** TASK STATEMENT **
Scan the listing below for the word "Exercise" and state how many lines hold it. Write nothing but the number.
====================
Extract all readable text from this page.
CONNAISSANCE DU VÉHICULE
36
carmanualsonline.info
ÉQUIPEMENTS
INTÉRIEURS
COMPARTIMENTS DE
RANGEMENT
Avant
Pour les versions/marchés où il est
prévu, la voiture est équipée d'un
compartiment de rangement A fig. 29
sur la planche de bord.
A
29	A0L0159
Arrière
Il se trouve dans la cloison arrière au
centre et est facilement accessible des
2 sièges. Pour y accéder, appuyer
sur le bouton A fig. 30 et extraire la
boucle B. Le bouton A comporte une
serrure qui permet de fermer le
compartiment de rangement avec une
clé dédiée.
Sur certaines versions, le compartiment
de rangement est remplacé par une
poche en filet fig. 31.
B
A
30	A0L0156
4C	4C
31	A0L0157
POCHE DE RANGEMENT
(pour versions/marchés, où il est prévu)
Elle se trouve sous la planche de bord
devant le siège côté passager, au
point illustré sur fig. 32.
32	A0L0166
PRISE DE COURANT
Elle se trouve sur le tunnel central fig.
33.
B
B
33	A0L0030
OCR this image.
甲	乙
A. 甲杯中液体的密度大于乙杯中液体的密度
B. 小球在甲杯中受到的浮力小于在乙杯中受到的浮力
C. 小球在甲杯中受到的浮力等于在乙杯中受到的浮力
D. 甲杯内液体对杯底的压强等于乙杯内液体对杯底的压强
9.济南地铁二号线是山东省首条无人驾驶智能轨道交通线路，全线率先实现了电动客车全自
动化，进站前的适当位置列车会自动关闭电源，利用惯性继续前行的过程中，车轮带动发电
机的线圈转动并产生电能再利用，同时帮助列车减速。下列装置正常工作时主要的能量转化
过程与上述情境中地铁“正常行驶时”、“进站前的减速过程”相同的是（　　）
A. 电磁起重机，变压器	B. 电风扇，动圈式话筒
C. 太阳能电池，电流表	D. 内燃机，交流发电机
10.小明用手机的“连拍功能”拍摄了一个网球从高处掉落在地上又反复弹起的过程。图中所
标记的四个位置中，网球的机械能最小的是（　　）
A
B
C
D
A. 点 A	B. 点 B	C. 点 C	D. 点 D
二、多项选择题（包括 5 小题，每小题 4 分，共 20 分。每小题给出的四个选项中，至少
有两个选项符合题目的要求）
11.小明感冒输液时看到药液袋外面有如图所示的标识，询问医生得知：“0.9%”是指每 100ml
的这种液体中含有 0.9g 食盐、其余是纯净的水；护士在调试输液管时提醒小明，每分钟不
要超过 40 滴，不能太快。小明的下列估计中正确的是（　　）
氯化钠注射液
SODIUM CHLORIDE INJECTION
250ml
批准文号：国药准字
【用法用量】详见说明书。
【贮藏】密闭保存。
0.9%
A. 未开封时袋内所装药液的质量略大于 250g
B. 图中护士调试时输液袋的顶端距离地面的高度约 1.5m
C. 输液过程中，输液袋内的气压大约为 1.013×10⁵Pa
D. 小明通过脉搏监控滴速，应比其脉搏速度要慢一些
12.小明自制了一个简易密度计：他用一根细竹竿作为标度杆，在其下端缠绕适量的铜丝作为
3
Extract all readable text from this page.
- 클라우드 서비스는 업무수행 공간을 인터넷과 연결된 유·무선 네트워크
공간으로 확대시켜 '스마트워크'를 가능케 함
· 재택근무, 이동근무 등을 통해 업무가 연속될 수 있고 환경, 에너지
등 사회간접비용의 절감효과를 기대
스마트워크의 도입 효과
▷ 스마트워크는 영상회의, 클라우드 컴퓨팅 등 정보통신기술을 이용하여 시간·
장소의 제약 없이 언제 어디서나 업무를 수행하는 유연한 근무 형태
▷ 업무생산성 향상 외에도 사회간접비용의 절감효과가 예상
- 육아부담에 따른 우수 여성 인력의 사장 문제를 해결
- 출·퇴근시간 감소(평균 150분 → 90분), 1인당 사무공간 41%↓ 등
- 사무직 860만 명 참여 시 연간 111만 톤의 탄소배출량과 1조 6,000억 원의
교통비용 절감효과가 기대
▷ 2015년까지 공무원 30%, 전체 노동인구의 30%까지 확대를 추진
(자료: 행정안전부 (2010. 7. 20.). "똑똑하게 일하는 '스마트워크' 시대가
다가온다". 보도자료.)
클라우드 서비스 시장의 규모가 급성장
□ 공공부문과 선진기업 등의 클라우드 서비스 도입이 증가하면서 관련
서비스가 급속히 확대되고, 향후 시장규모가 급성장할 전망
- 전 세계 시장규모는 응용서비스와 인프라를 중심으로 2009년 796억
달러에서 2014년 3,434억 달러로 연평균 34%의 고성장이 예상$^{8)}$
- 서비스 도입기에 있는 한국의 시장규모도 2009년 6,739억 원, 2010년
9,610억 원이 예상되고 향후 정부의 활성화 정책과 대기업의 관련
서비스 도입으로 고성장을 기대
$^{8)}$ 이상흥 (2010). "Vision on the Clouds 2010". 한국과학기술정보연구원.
====================
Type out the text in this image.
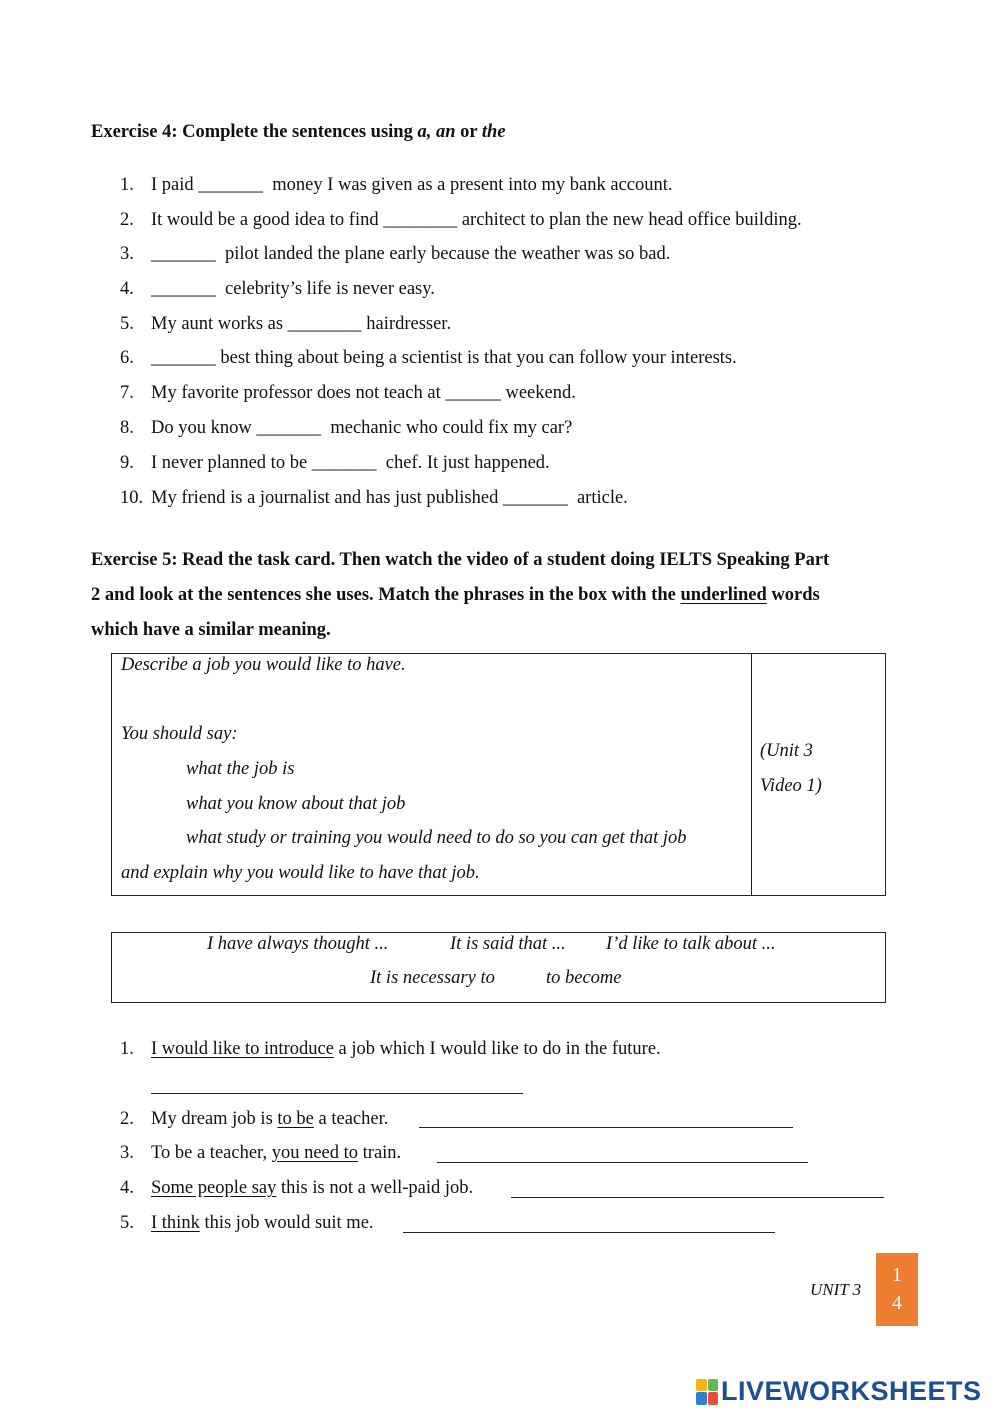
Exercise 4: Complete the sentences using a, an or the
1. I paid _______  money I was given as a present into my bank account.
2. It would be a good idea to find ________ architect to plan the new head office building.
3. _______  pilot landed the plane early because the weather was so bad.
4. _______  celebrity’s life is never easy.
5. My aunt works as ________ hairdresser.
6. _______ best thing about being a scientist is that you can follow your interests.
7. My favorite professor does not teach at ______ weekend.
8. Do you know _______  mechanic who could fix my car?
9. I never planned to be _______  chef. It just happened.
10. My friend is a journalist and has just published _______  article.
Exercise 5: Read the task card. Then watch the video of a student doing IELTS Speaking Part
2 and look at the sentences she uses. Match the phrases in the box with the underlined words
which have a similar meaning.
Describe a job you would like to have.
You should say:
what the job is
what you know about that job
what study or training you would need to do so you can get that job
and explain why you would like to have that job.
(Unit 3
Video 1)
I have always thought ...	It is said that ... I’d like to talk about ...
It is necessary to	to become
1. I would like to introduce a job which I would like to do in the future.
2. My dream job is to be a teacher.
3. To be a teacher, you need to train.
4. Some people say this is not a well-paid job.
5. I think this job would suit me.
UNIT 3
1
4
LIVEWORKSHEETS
====================
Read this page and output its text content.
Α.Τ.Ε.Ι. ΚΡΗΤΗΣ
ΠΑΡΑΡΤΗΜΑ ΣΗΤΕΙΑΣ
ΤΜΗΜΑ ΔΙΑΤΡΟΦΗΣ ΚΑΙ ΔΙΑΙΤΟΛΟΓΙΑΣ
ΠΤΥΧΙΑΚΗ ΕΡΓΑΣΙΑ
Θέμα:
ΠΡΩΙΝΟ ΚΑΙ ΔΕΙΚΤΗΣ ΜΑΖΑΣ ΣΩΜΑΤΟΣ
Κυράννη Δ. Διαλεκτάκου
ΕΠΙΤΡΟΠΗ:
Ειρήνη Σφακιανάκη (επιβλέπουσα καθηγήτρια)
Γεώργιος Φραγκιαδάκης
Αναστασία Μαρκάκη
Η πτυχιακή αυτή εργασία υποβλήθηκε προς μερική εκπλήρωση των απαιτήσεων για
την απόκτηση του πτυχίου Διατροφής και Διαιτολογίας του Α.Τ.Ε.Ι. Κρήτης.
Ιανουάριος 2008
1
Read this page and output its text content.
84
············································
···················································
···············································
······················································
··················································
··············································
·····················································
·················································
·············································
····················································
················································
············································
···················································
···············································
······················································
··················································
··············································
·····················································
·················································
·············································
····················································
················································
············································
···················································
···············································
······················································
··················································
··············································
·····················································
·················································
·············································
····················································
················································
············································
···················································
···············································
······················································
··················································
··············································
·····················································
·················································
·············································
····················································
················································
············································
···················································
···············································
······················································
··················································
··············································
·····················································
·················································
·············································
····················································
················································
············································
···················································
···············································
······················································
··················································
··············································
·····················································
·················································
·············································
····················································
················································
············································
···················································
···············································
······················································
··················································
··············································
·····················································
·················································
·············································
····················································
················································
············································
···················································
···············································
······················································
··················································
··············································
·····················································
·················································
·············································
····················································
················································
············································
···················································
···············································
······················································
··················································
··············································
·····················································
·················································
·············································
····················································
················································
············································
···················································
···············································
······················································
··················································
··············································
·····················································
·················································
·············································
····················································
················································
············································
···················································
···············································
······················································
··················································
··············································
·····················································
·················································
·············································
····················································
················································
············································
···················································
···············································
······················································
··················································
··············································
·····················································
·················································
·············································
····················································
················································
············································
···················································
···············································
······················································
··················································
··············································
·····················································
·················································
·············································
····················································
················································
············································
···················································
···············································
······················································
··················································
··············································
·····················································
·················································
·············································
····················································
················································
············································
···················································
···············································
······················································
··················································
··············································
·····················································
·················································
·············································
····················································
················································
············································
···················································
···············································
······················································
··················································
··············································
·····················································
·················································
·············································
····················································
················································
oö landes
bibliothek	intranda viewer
====================
** SOLUTION FOR THIS PROBLEM **
2